[Begin Extracted records]
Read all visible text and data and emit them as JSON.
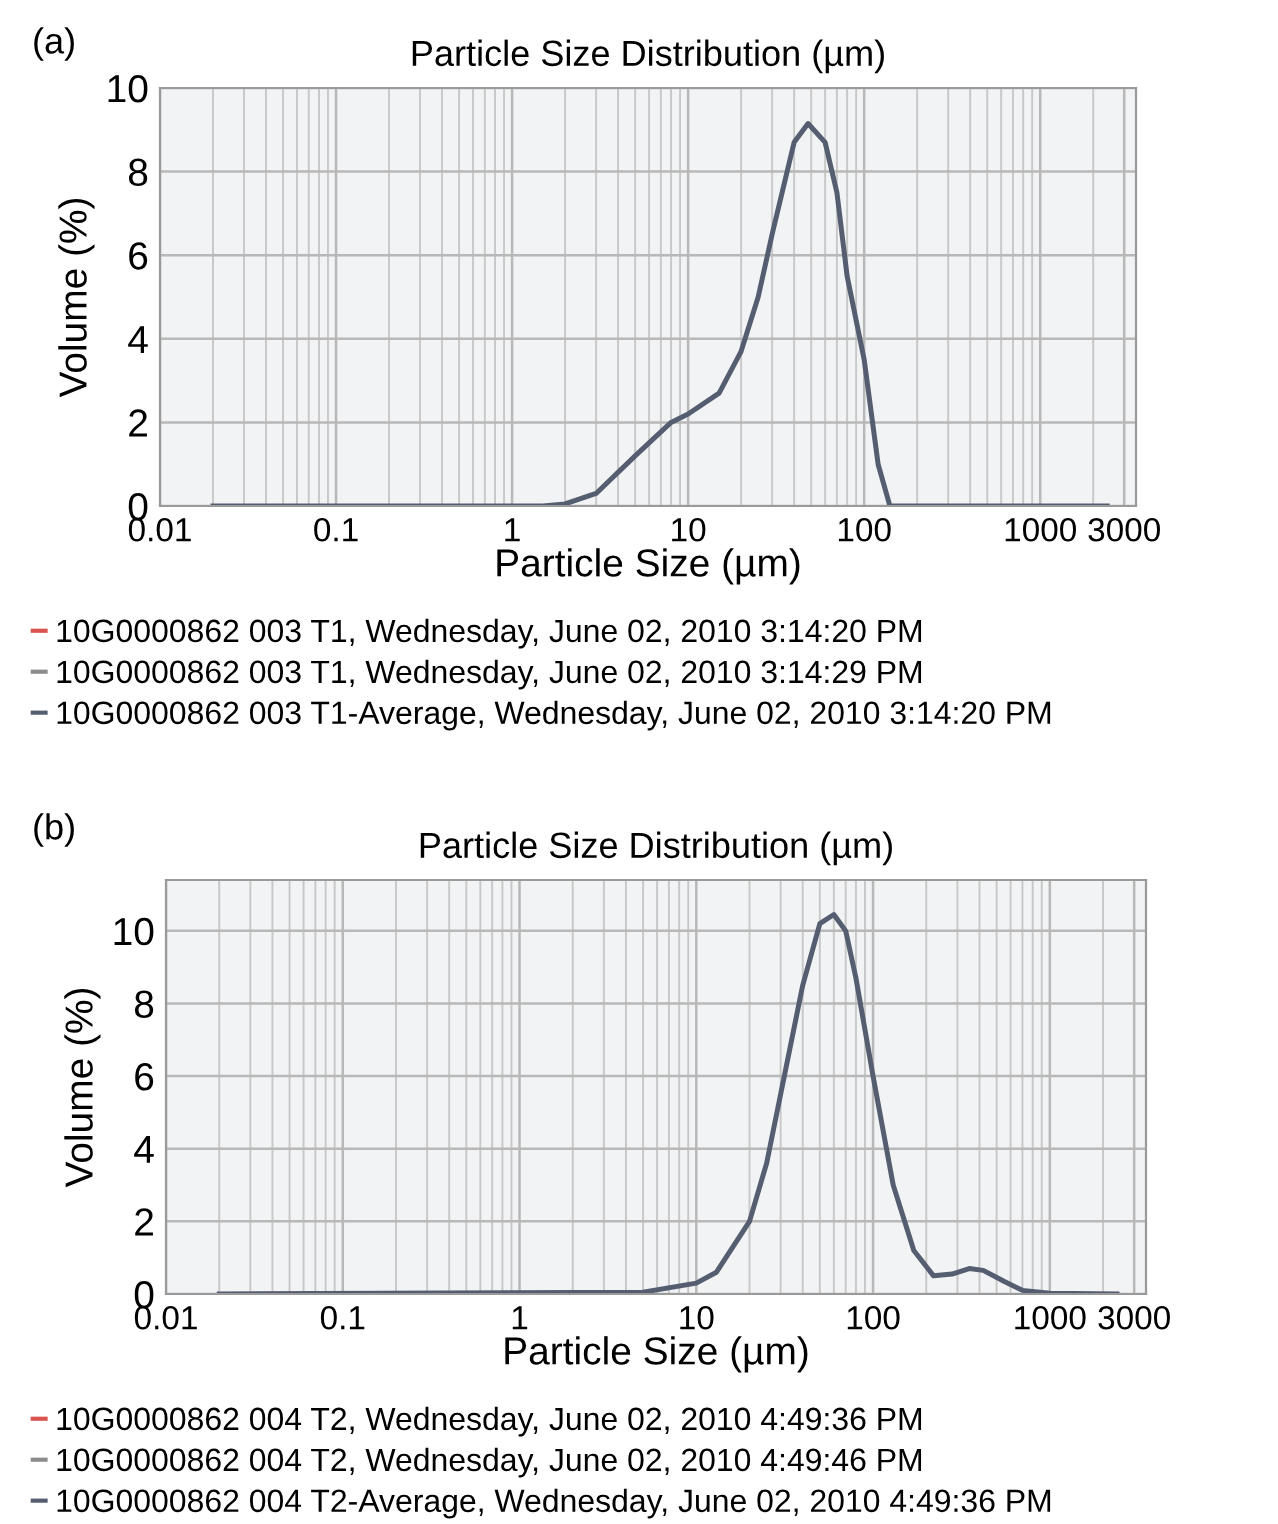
{
  "chart_data": [
    {
      "type": "line",
      "title": "Particle Size Distribution (µm)",
      "xlabel": "Particle Size (µm)",
      "ylabel": "Volume (%)",
      "annotations": [
        "(a)"
      ],
      "log": "x",
      "grid": true,
      "legend": "bottom",
      "xlim": [
        0.01,
        3500
      ],
      "xticks": [
        0.01,
        0.1,
        1,
        10,
        100,
        1000,
        3000
      ],
      "ylim": [
        0,
        10
      ],
      "yticks": [
        0,
        2,
        4,
        6,
        8,
        10
      ],
      "x": [
        0.02,
        1.5,
        2,
        3,
        5,
        8,
        10,
        15,
        20,
        25,
        30,
        40,
        48,
        60,
        70,
        80,
        100,
        120,
        140,
        2400
      ],
      "series": [
        {
          "name": "10G0000862 003 T1, Wednesday, June 02, 2010 3:14:20 PM",
          "color": "#d9534f",
          "values": [
            null,
            null,
            null,
            null,
            null,
            null,
            null,
            null,
            null,
            null,
            null,
            null,
            null,
            null,
            null,
            null,
            null,
            null,
            null,
            null
          ]
        },
        {
          "name": "10G0000862 003 T1, Wednesday, June 02, 2010 3:14:29 PM",
          "color": "#8c8c8c",
          "values": [
            null,
            null,
            null,
            null,
            null,
            null,
            null,
            null,
            null,
            null,
            null,
            null,
            null,
            null,
            null,
            null,
            null,
            null,
            null,
            null
          ]
        },
        {
          "name": "10G0000862 003 T1-Average, Wednesday, June 02, 2010 3:14:20 PM",
          "color": "#555d70",
          "values": [
            0,
            0,
            0.05,
            0.3,
            1.2,
            2.0,
            2.2,
            2.7,
            3.7,
            5,
            6.5,
            8.7,
            9.15,
            8.7,
            7.5,
            5.5,
            3.5,
            1,
            0,
            0
          ]
        }
      ]
    },
    {
      "type": "line",
      "title": "Particle Size Distribution (µm)",
      "xlabel": "Particle Size (µm)",
      "ylabel": "Volume (%)",
      "annotations": [
        "(b)"
      ],
      "log": "x",
      "grid": true,
      "legend": "bottom",
      "xlim": [
        0.01,
        3500
      ],
      "xticks": [
        0.01,
        0.1,
        1,
        10,
        100,
        1000,
        3000
      ],
      "ylim": [
        0,
        11.4
      ],
      "yticks": [
        0,
        2,
        4,
        6,
        8,
        10
      ],
      "x": [
        0.02,
        5,
        10,
        13,
        20,
        25,
        30,
        40,
        50,
        60,
        70,
        80,
        100,
        130,
        170,
        220,
        280,
        350,
        420,
        550,
        700,
        1000,
        2400
      ],
      "series": [
        {
          "name": "10G0000862 004 T2, Wednesday, June 02, 2010 4:49:36 PM",
          "color": "#d9534f",
          "values": [
            null,
            null,
            null,
            null,
            null,
            null,
            null,
            null,
            null,
            null,
            null,
            null,
            null,
            null,
            null,
            null,
            null,
            null,
            null,
            null,
            null,
            null,
            null
          ]
        },
        {
          "name": "10G0000862 004 T2, Wednesday, June 02, 2010 4:49:46 PM",
          "color": "#8c8c8c",
          "values": [
            null,
            null,
            null,
            null,
            null,
            null,
            null,
            null,
            null,
            null,
            null,
            null,
            null,
            null,
            null,
            null,
            null,
            null,
            null,
            null,
            null,
            null,
            null
          ]
        },
        {
          "name": "10G0000862 004 T2-Average, Wednesday, June 02, 2010 4:49:36 PM",
          "color": "#555d70",
          "values": [
            0,
            0.05,
            0.3,
            0.6,
            2,
            3.6,
            5.5,
            8.5,
            10.2,
            10.45,
            10,
            8.7,
            6,
            3,
            1.2,
            0.5,
            0.55,
            0.7,
            0.65,
            0.35,
            0.1,
            0.02,
            0
          ]
        }
      ]
    }
  ]
}
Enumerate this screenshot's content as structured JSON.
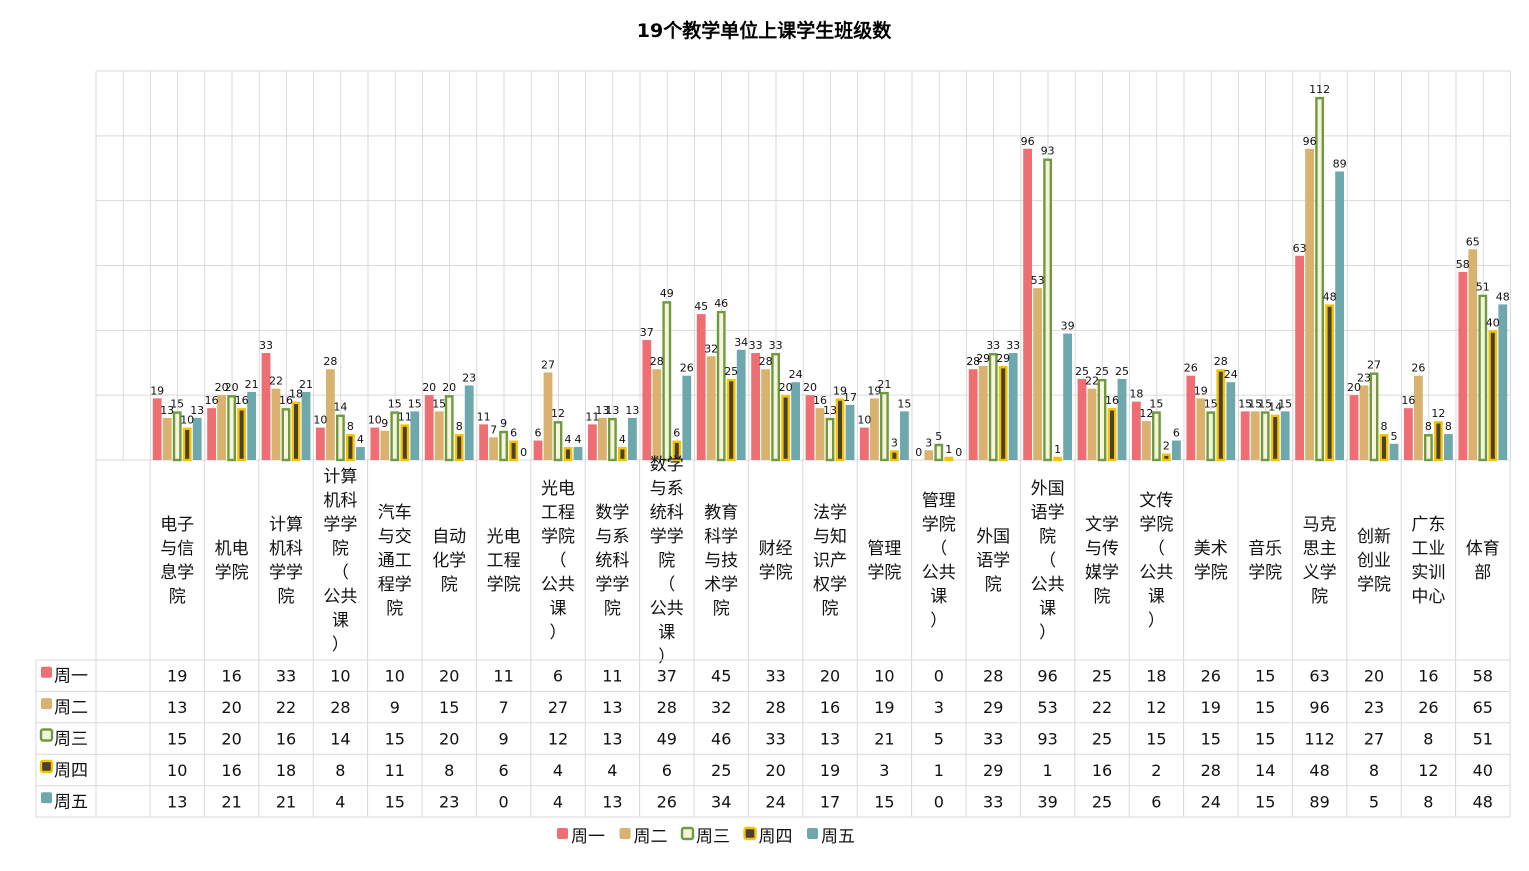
[End Extracted records]
Task:
Each entry should be repeated exactly as it appears; the pictures stay out.

Task answer:
Read all visible text and data and emit them as JSON.
{
  "chart_data": [
    {
      "type": "line",
      "title": "Particle Size Distribution (µm)",
      "xlabel": "Particle Size (µm)",
      "ylabel": "Volume (%)",
      "annotations": [
        "(a)"
      ],
      "log": "x",
      "grid": true,
      "legend": "bottom",
      "xlim": [
        0.01,
        3500
      ],
      "xticks": [
        0.01,
        0.1,
        1,
        10,
        100,
        1000,
        3000
      ],
      "ylim": [
        0,
        10
      ],
      "yticks": [
        0,
        2,
        4,
        6,
        8,
        10
      ],
      "x": [
        0.02,
        1.5,
        2,
        3,
        5,
        8,
        10,
        15,
        20,
        25,
        30,
        40,
        48,
        60,
        70,
        80,
        100,
        120,
        140,
        2400
      ],
      "series": [
        {
          "name": "10G0000862 003 T1, Wednesday, June 02, 2010 3:14:20 PM",
          "color": "#d9534f",
          "values": [
            null,
            null,
            null,
            null,
            null,
            null,
            null,
            null,
            null,
            null,
            null,
            null,
            null,
            null,
            null,
            null,
            null,
            null,
            null,
            null
          ]
        },
        {
          "name": "10G0000862 003 T1, Wednesday, June 02, 2010 3:14:29 PM",
          "color": "#8c8c8c",
          "values": [
            null,
            null,
            null,
            null,
            null,
            null,
            null,
            null,
            null,
            null,
            null,
            null,
            null,
            null,
            null,
            null,
            null,
            null,
            null,
            null
          ]
        },
        {
          "name": "10G0000862 003 T1-Average, Wednesday, June 02, 2010 3:14:20 PM",
          "color": "#555d70",
          "values": [
            0,
            0,
            0.05,
            0.3,
            1.2,
            2.0,
            2.2,
            2.7,
            3.7,
            5,
            6.5,
            8.7,
            9.15,
            8.7,
            7.5,
            5.5,
            3.5,
            1,
            0,
            0
          ]
        }
      ]
    },
    {
      "type": "line",
      "title": "Particle Size Distribution (µm)",
      "xlabel": "Particle Size (µm)",
      "ylabel": "Volume (%)",
      "annotations": [
        "(b)"
      ],
      "log": "x",
      "grid": true,
      "legend": "bottom",
      "xlim": [
        0.01,
        3500
      ],
      "xticks": [
        0.01,
        0.1,
        1,
        10,
        100,
        1000,
        3000
      ],
      "ylim": [
        0,
        11.4
      ],
      "yticks": [
        0,
        2,
        4,
        6,
        8,
        10
      ],
      "x": [
        0.02,
        5,
        10,
        13,
        20,
        25,
        30,
        40,
        50,
        60,
        70,
        80,
        100,
        130,
        170,
        220,
        280,
        350,
        420,
        550,
        700,
        1000,
        2400
      ],
      "series": [
        {
          "name": "10G0000862 004 T2, Wednesday, June 02, 2010 4:49:36 PM",
          "color": "#d9534f",
          "values": [
            null,
            null,
            null,
            null,
            null,
            null,
            null,
            null,
            null,
            null,
            null,
            null,
            null,
            null,
            null,
            null,
            null,
            null,
            null,
            null,
            null,
            null,
            null
          ]
        },
        {
          "name": "10G0000862 004 T2, Wednesday, June 02, 2010 4:49:46 PM",
          "color": "#8c8c8c",
          "values": [
            null,
            null,
            null,
            null,
            null,
            null,
            null,
            null,
            null,
            null,
            null,
            null,
            null,
            null,
            null,
            null,
            null,
            null,
            null,
            null,
            null,
            null,
            null
          ]
        },
        {
          "name": "10G0000862 004 T2-Average, Wednesday, June 02, 2010 4:49:36 PM",
          "color": "#555d70",
          "values": [
            0,
            0.05,
            0.3,
            0.6,
            2,
            3.6,
            5.5,
            8.5,
            10.2,
            10.45,
            10,
            8.7,
            6,
            3,
            1.2,
            0.5,
            0.55,
            0.7,
            0.65,
            0.35,
            0.1,
            0.02,
            0
          ]
        }
      ]
    }
  ]
}
Enumerate this screenshot's content as structured JSON.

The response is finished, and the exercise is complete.